■ **Aim**:
Every line below should be copied exactly; drop the pictures.

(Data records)
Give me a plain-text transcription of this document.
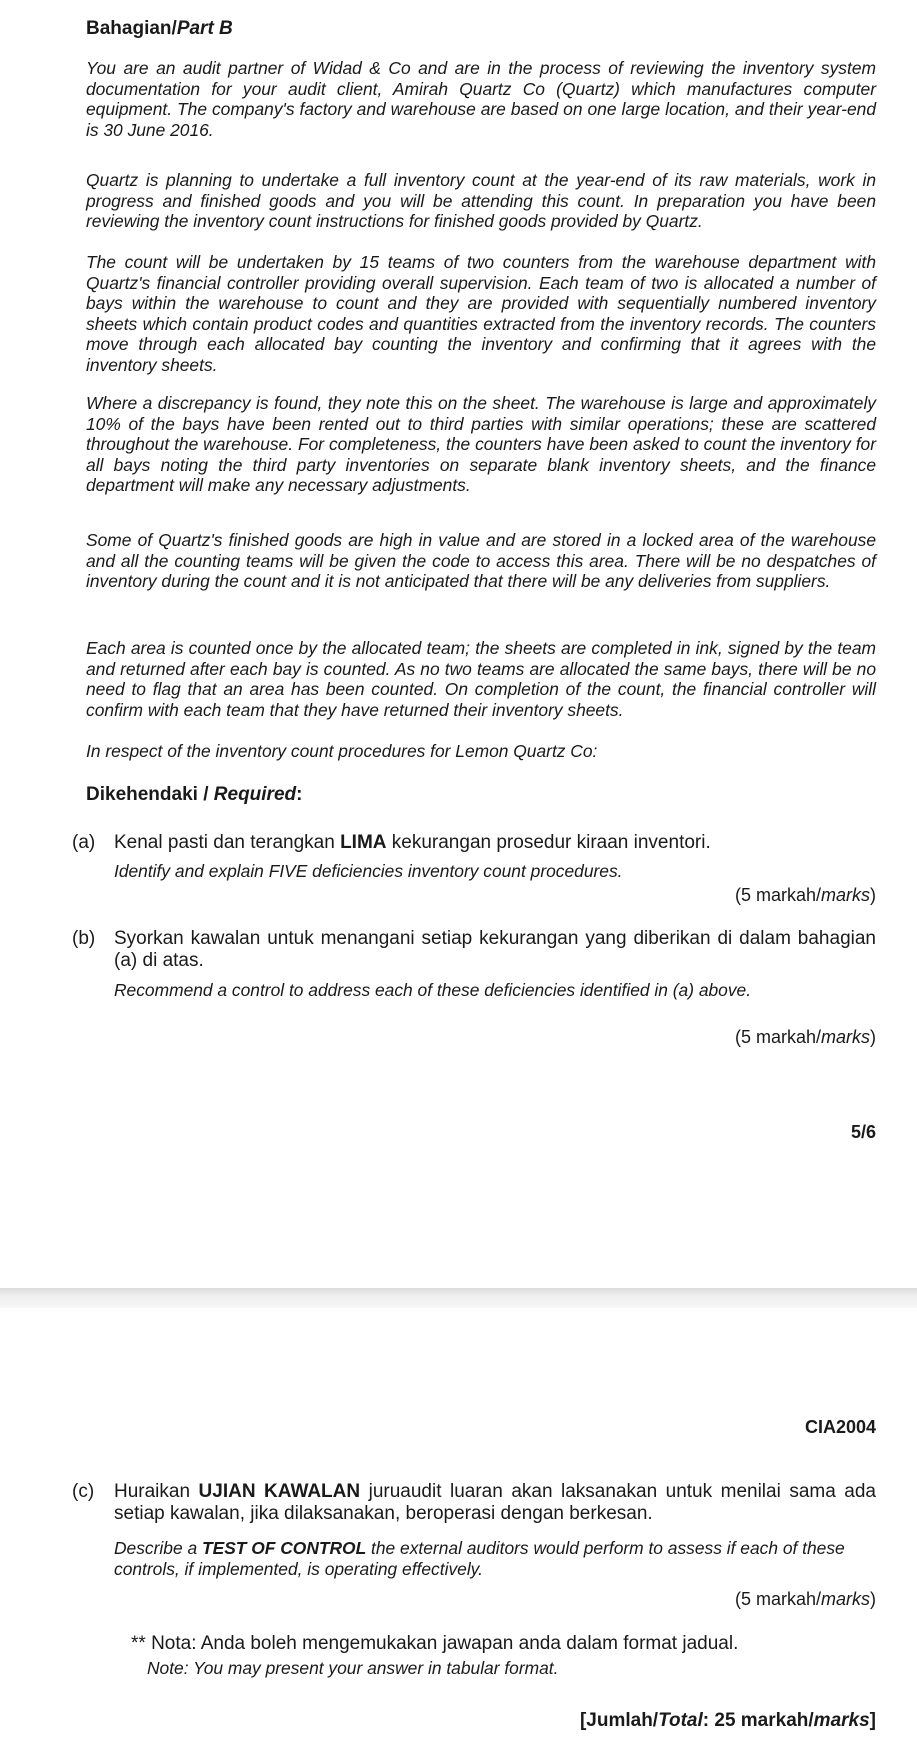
Bahagian/Part B

You are an audit partner of Widad & Co and are in the process of reviewing the inventory system documentation for your audit client, Amirah Quartz Co (Quartz) which manufactures computer equipment. The company's factory and warehouse are based on one large location, and their year-end is 30 June 2016.

Quartz is planning to undertake a full inventory count at the year-end of its raw materials, work in progress and finished goods and you will be attending this count. In preparation you have been reviewing the inventory count instructions for finished goods provided by Quartz.

The count will be undertaken by 15 teams of two counters from the warehouse department with Quartz's financial controller providing overall supervision. Each team of two is allocated a number of bays within the warehouse to count and they are provided with sequentially numbered inventory sheets which contain product codes and quantities extracted from the inventory records. The counters move through each allocated bay counting the inventory and confirming that it agrees with the inventory sheets.

Where a discrepancy is found, they note this on the sheet. The warehouse is large and approximately 10% of the bays have been rented out to third parties with similar operations; these are scattered throughout the warehouse. For completeness, the counters have been asked to count the inventory for all bays noting the third party inventories on separate blank inventory sheets, and the finance department will make any necessary adjustments.

Some of Quartz's finished goods are high in value and are stored in a locked area of the warehouse and all the counting teams will be given the code to access this area. There will be no despatches of inventory during the count and it is not anticipated that there will be any deliveries from suppliers.

Each area is counted once by the allocated team; the sheets are completed in ink, signed by the team and returned after each bay is counted. As no two teams are allocated the same bays, there will be no need to flag that an area has been counted. On completion of the count, the financial controller will confirm with each team that they have returned their inventory sheets.

In respect of the inventory count procedures for Lemon Quartz Co:

Dikehendaki / Required:
(a) Kenal pasti dan terangkan LIMA kekurangan prosedur kiraan inventori.

Identify and explain FIVE deficiencies inventory count procedures.

(5 markah/marks)
(b) Syorkan kawalan untuk menangani setiap kekurangan yang diberikan di dalam bahagian (a) di atas.

Recommend a control to address each of these deficiencies identified in (a) above.

(5 markah/marks)
5/6
CIA2004
(c) Huraikan UJIAN KAWALAN juruaudit luaran akan laksanakan untuk menilai sama ada setiap kawalan, jika dilaksanakan, beroperasi dengan berkesan.

Describe a TEST OF CONTROL the external auditors would perform to assess if each of these controls, if implemented, is operating effectively.

(5 markah/marks)
** Nota: Anda boleh mengemukakan jawapan anda dalam format jadual.
Note: You may present your answer in tabular format.
[Jumlah/Total: 25 markah/marks]
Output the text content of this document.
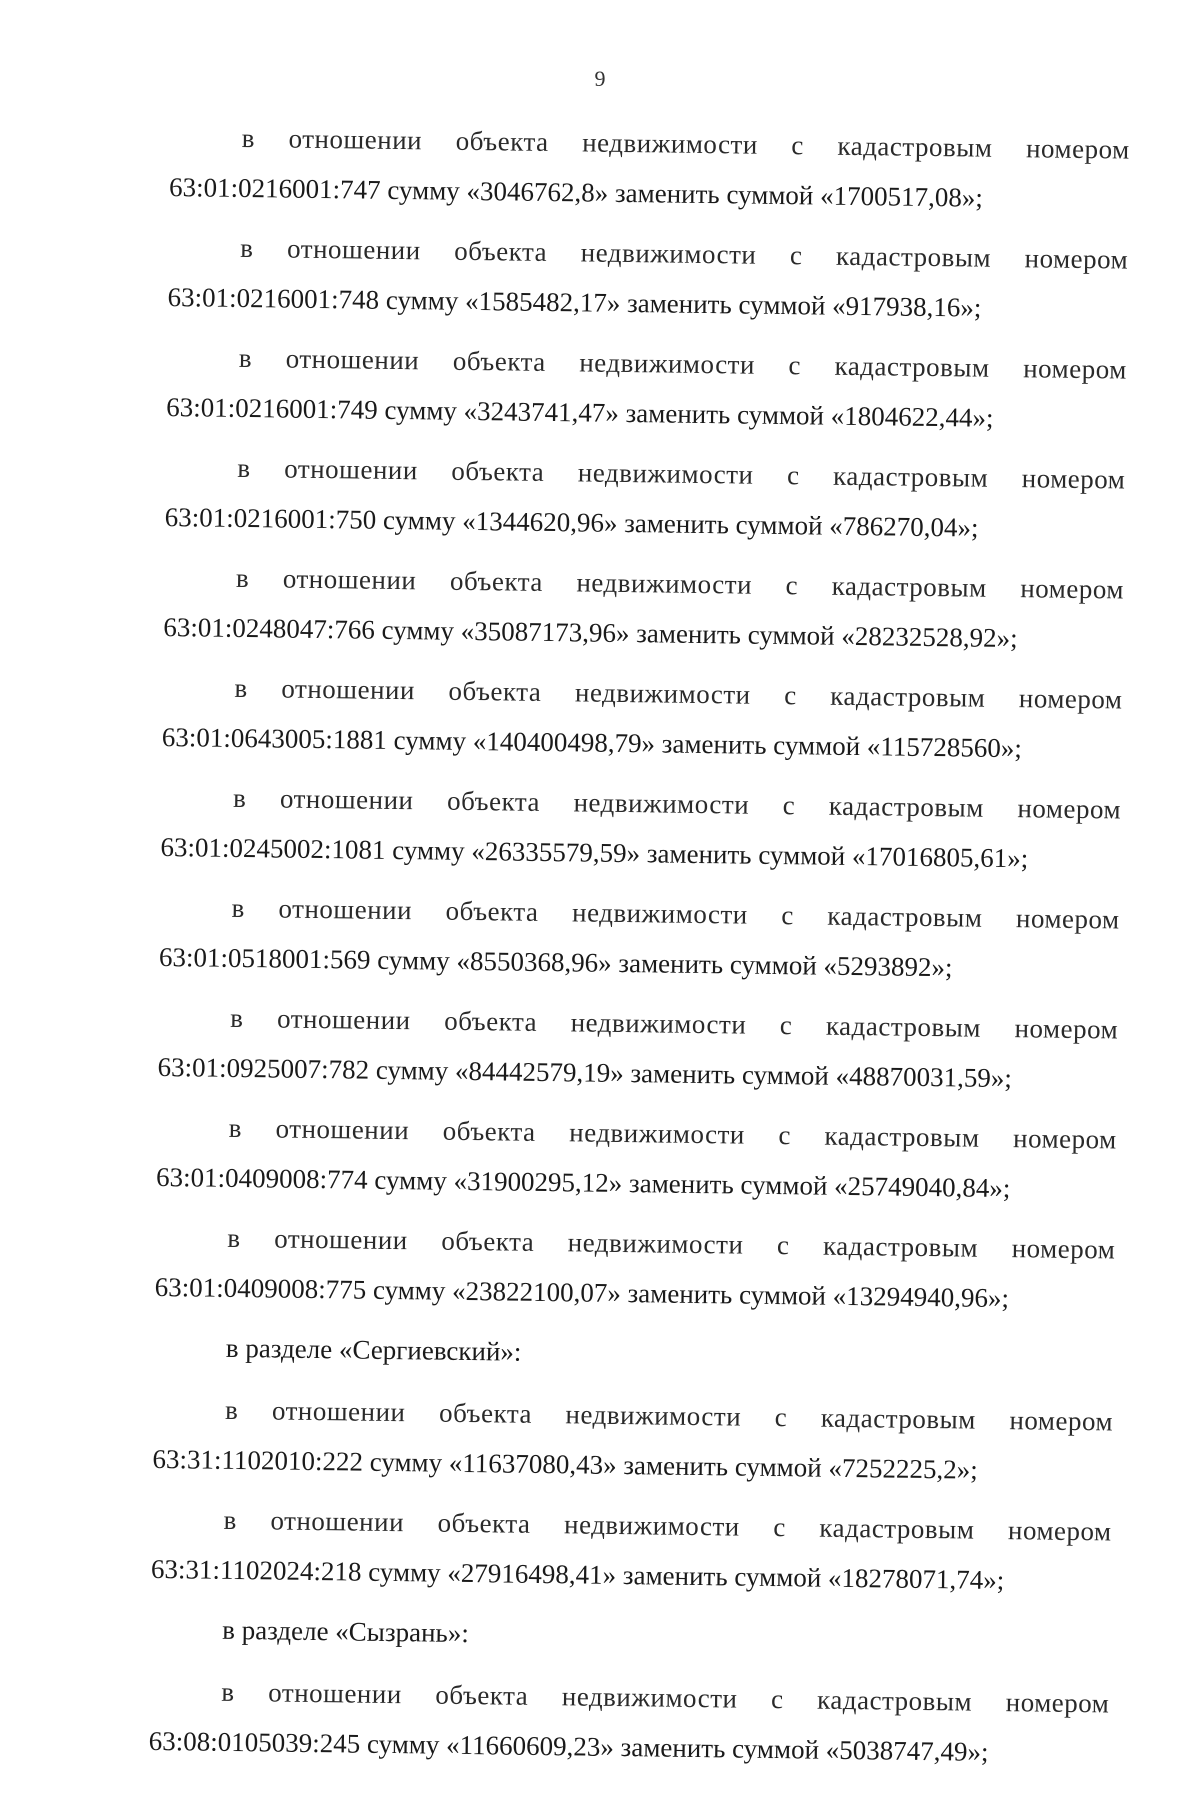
9
в отношении объекта недвижимости с кадастровым номером
63:01:0216001:747 сумму «3046762,8» заменить суммой «1700517,08»;
в отношении объекта недвижимости с кадастровым номером
63:01:0216001:748 сумму «1585482,17» заменить суммой «917938,16»;
в отношении объекта недвижимости с кадастровым номером
63:01:0216001:749 сумму «3243741,47» заменить суммой «1804622,44»;
в отношении объекта недвижимости с кадастровым номером
63:01:0216001:750 сумму «1344620,96» заменить суммой «786270,04»;
в отношении объекта недвижимости с кадастровым номером
63:01:0248047:766 сумму «35087173,96» заменить суммой «28232528,92»;
в отношении объекта недвижимости с кадастровым номером
63:01:0643005:1881 сумму «140400498,79» заменить суммой «115728560»;
в отношении объекта недвижимости с кадастровым номером
63:01:0245002:1081 сумму «26335579,59» заменить суммой «17016805,61»;
в отношении объекта недвижимости с кадастровым номером
63:01:0518001:569 сумму «8550368,96» заменить суммой «5293892»;
в отношении объекта недвижимости с кадастровым номером
63:01:0925007:782 сумму «84442579,19» заменить суммой «48870031,59»;
в отношении объекта недвижимости с кадастровым номером
63:01:0409008:774 сумму «31900295,12» заменить суммой «25749040,84»;
в отношении объекта недвижимости с кадастровым номером
63:01:0409008:775 сумму «23822100,07» заменить суммой «13294940,96»;
в разделе «Сергиевский»:
в отношении объекта недвижимости с кадастровым номером
63:31:1102010:222 сумму «11637080,43» заменить суммой «7252225,2»;
в отношении объекта недвижимости с кадастровым номером
63:31:1102024:218 сумму «27916498,41» заменить суммой «18278071,74»;
в разделе «Сызрань»:
в отношении объекта недвижимости с кадастровым номером
63:08:0105039:245 сумму «11660609,23» заменить суммой «5038747,49»;
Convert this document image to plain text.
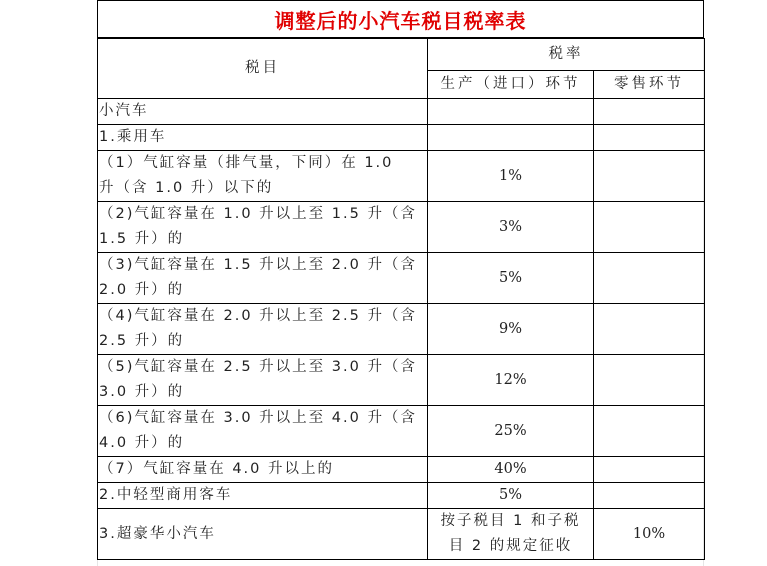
调整后的小汽车税目税率表
税目	税率	
	生产（进口）环节	零售环节
小汽车		
1.乘用车		

（1）气缸容量（排气量，下同）在 1.0
升（含 1.0 升）以下的	1%	

（2)气缸容量在 1.0 升以上至 1.5 升（含
1.5 升）的	3%	

（3)气缸容量在 1.5 升以上至 2.0 升（含
2.0 升）的	5%	

（4)气缸容量在 2.0 升以上至 2.5 升（含
2.5 升）的	9%	

（5)气缸容量在 2.5 升以上至 3.0 升（含
3.0 升）的	12%	

（6)气缸容量在 3.0 升以上至 4.0 升（含
4.0 升）的	25%	
（7）气缸容量在 4.0 升以上的	40%	
2.中轻型商用客车	5%	
3.超豪华小汽车	按子税目 1 和子税
目 2 的规定征收	10%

■ **Task response**:
Give me a plain-text transcription of this document.
Bahagian/Part B

You are an audit partner of Widad & Co and are in the process of reviewing the inventory system documentation for your audit client, Amirah Quartz Co (Quartz) which manufactures computer equipment. The company's factory and warehouse are based on one large location, and their year-end is 30 June 2016.

Quartz is planning to undertake a full inventory count at the year-end of its raw materials, work in progress and finished goods and you will be attending this count. In preparation you have been reviewing the inventory count instructions for finished goods provided by Quartz.

The count will be undertaken by 15 teams of two counters from the warehouse department with Quartz's financial controller providing overall supervision. Each team of two is allocated a number of bays within the warehouse to count and they are provided with sequentially numbered inventory sheets which contain product codes and quantities extracted from the inventory records. The counters move through each allocated bay counting the inventory and confirming that it agrees with the inventory sheets.

Where a discrepancy is found, they note this on the sheet. The warehouse is large and approximately 10% of the bays have been rented out to third parties with similar operations; these are scattered throughout the warehouse. For completeness, the counters have been asked to count the inventory for all bays noting the third party inventories on separate blank inventory sheets, and the finance department will make any necessary adjustments.

Some of Quartz's finished goods are high in value and are stored in a locked area of the warehouse and all the counting teams will be given the code to access this area. There will be no despatches of inventory during the count and it is not anticipated that there will be any deliveries from suppliers.

Each area is counted once by the allocated team; the sheets are completed in ink, signed by the team and returned after each bay is counted. As no two teams are allocated the same bays, there will be no need to flag that an area has been counted. On completion of the count, the financial controller will confirm with each team that they have returned their inventory sheets.

In respect of the inventory count procedures for Lemon Quartz Co:

Dikehendaki / Required:
(a) Kenal pasti dan terangkan LIMA kekurangan prosedur kiraan inventori.

Identify and explain FIVE deficiencies inventory count procedures.

(5 markah/marks)
(b) Syorkan kawalan untuk menangani setiap kekurangan yang diberikan di dalam bahagian (a) di atas.

Recommend a control to address each of these deficiencies identified in (a) above.

(5 markah/marks)
5/6
CIA2004
(c) Huraikan UJIAN KAWALAN juruaudit luaran akan laksanakan untuk menilai sama ada setiap kawalan, jika dilaksanakan, beroperasi dengan berkesan.

Describe a TEST OF CONTROL the external auditors would perform to assess if each of these controls, if implemented, is operating effectively.

(5 markah/marks)
** Nota: Anda boleh mengemukakan jawapan anda dalam format jadual.
Note: You may present your answer in tabular format.
[Jumlah/Total: 25 markah/marks]
Output the text content of this document.
9
в отношении объекта недвижимости с кадастровым номером
63:01:0216001:747 сумму «3046762,8» заменить суммой «1700517,08»;
в отношении объекта недвижимости с кадастровым номером
63:01:0216001:748 сумму «1585482,17» заменить суммой «917938,16»;
в отношении объекта недвижимости с кадастровым номером
63:01:0216001:749 сумму «3243741,47» заменить суммой «1804622,44»;
в отношении объекта недвижимости с кадастровым номером
63:01:0216001:750 сумму «1344620,96» заменить суммой «786270,04»;
в отношении объекта недвижимости с кадастровым номером
63:01:0248047:766 сумму «35087173,96» заменить суммой «28232528,92»;
в отношении объекта недвижимости с кадастровым номером
63:01:0643005:1881 сумму «140400498,79» заменить суммой «115728560»;
в отношении объекта недвижимости с кадастровым номером
63:01:0245002:1081 сумму «26335579,59» заменить суммой «17016805,61»;
в отношении объекта недвижимости с кадастровым номером
63:01:0518001:569 сумму «8550368,96» заменить суммой «5293892»;
в отношении объекта недвижимости с кадастровым номером
63:01:0925007:782 сумму «84442579,19» заменить суммой «48870031,59»;
в отношении объекта недвижимости с кадастровым номером
63:01:0409008:774 сумму «31900295,12» заменить суммой «25749040,84»;
в отношении объекта недвижимости с кадастровым номером
63:01:0409008:775 сумму «23822100,07» заменить суммой «13294940,96»;
в разделе «Сергиевский»:
в отношении объекта недвижимости с кадастровым номером
63:31:1102010:222 сумму «11637080,43» заменить суммой «7252225,2»;
в отношении объекта недвижимости с кадастровым номером
63:31:1102024:218 сумму «27916498,41» заменить суммой «18278071,74»;
в разделе «Сызрань»:
в отношении объекта недвижимости с кадастровым номером
63:08:0105039:245 сумму «11660609,23» заменить суммой «5038747,49»;
Convert this document image to plain text.
调整后的小汽车税目税率表
税目	税率	
	生产（进口）环节	零售环节
小汽车		
1.乘用车		

（1）气缸容量（排气量，下同）在 1.0
升（含 1.0 升）以下的	1%	

（2)气缸容量在 1.0 升以上至 1.5 升（含
1.5 升）的	3%	

（3)气缸容量在 1.5 升以上至 2.0 升（含
2.0 升）的	5%	

（4)气缸容量在 2.0 升以上至 2.5 升（含
2.5 升）的	9%	

（5)气缸容量在 2.5 升以上至 3.0 升（含
3.0 升）的	12%	

（6)气缸容量在 3.0 升以上至 4.0 升（含
4.0 升）的	25%	
（7）气缸容量在 4.0 升以上的	40%	
2.中轻型商用客车	5%	
3.超豪华小汽车	按子税目 1 和子税
目 2 的规定征收	10%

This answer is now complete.